- _WHAT YOU NEED TO DO_: Find every line with the word "texts". Copy those lines.

- _DATA SHOWN_:

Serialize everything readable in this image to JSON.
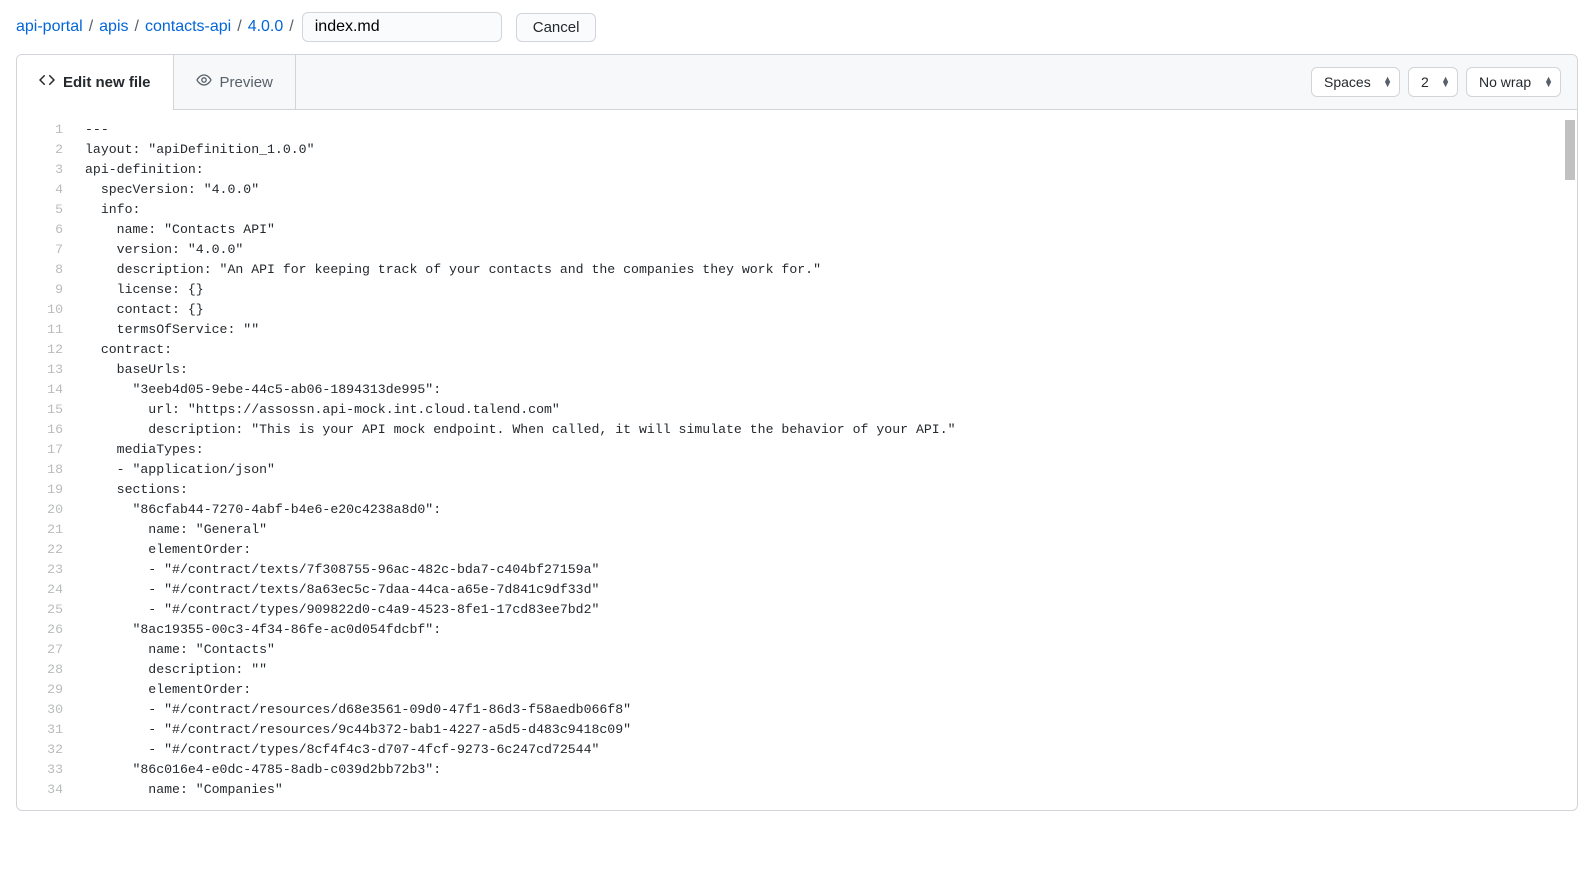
{
  "breadcrumb": {
    "parts": [
      "api-portal",
      "apis",
      "contacts-api",
      "4.0.0"
    ],
    "filename_value": "index.md"
  },
  "buttons": {
    "cancel": "Cancel"
  },
  "tabs": {
    "edit": "Edit new file",
    "preview": "Preview"
  },
  "selects": {
    "indent_mode": "Spaces",
    "indent_size": "2",
    "wrap_mode": "No wrap"
  },
  "editor": {
    "lines": [
      "---",
      "layout: \"apiDefinition_1.0.0\"",
      "api-definition:",
      "  specVersion: \"4.0.0\"",
      "  info:",
      "    name: \"Contacts API\"",
      "    version: \"4.0.0\"",
      "    description: \"An API for keeping track of your contacts and the companies they work for.\"",
      "    license: {}",
      "    contact: {}",
      "    termsOfService: \"\"",
      "  contract:",
      "    baseUrls:",
      "      \"3eeb4d05-9ebe-44c5-ab06-1894313de995\":",
      "        url: \"https://assossn.api-mock.int.cloud.talend.com\"",
      "        description: \"This is your API mock endpoint. When called, it will simulate the behavior of your API.\"",
      "    mediaTypes:",
      "    - \"application/json\"",
      "    sections:",
      "      \"86cfab44-7270-4abf-b4e6-e20c4238a8d0\":",
      "        name: \"General\"",
      "        elementOrder:",
      "        - \"#/contract/texts/7f308755-96ac-482c-bda7-c404bf27159a\"",
      "        - \"#/contract/texts/8a63ec5c-7daa-44ca-a65e-7d841c9df33d\"",
      "        - \"#/contract/types/909822d0-c4a9-4523-8fe1-17cd83ee7bd2\"",
      "      \"8ac19355-00c3-4f34-86fe-ac0d054fdcbf\":",
      "        name: \"Contacts\"",
      "        description: \"\"",
      "        elementOrder:",
      "        - \"#/contract/resources/d68e3561-09d0-47f1-86d3-f58aedb066f8\"",
      "        - \"#/contract/resources/9c44b372-bab1-4227-a5d5-d483c9418c09\"",
      "        - \"#/contract/types/8cf4f4c3-d707-4fcf-9273-6c247cd72544\"",
      "      \"86c016e4-e0dc-4785-8adb-c039d2bb72b3\":",
      "        name: \"Companies\""
    ]
  }
}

- _EXERCISE RESPONSE_:
      "        - \"#/contract/texts/7f308755-96ac-482c-bda7-c404bf27159a\"",
      "        - \"#/contract/texts/8a63ec5c-7daa-44ca-a65e-7d841c9df33d\"",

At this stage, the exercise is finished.